TASK REQUIREMENTS: Return the number of lines that contain the word "Economic", and return nothing else.

GIVEN RECORDS:

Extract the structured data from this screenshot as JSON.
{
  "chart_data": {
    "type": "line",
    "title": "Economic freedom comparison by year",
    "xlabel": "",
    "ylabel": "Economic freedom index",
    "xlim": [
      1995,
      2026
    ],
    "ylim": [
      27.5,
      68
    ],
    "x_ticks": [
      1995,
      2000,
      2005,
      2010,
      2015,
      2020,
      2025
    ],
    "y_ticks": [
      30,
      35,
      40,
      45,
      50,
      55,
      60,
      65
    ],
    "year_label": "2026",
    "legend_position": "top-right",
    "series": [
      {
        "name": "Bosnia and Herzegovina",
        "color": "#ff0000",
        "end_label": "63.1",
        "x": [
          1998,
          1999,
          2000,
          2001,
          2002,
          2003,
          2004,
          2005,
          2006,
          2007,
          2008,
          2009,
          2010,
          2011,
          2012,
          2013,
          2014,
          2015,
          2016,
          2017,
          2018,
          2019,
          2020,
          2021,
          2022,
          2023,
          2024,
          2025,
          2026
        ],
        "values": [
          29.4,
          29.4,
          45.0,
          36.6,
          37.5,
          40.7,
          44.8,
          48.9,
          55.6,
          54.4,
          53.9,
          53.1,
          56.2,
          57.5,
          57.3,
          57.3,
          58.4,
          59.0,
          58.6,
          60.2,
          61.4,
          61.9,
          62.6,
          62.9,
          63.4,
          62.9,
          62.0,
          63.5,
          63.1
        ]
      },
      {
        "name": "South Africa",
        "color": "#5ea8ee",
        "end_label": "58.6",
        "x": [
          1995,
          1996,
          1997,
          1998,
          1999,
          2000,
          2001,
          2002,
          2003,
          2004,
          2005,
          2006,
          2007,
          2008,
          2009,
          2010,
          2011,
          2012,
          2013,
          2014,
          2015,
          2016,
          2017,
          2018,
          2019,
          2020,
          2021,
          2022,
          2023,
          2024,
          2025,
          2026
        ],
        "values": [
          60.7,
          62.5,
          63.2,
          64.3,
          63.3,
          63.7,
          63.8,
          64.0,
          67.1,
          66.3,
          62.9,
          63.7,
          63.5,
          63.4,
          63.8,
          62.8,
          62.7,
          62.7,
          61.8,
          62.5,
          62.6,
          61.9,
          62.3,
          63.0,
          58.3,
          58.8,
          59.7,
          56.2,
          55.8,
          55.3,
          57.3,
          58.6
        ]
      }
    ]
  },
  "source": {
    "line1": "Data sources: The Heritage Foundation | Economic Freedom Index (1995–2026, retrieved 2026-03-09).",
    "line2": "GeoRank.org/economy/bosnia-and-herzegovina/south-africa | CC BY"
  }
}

RESPONSE: 3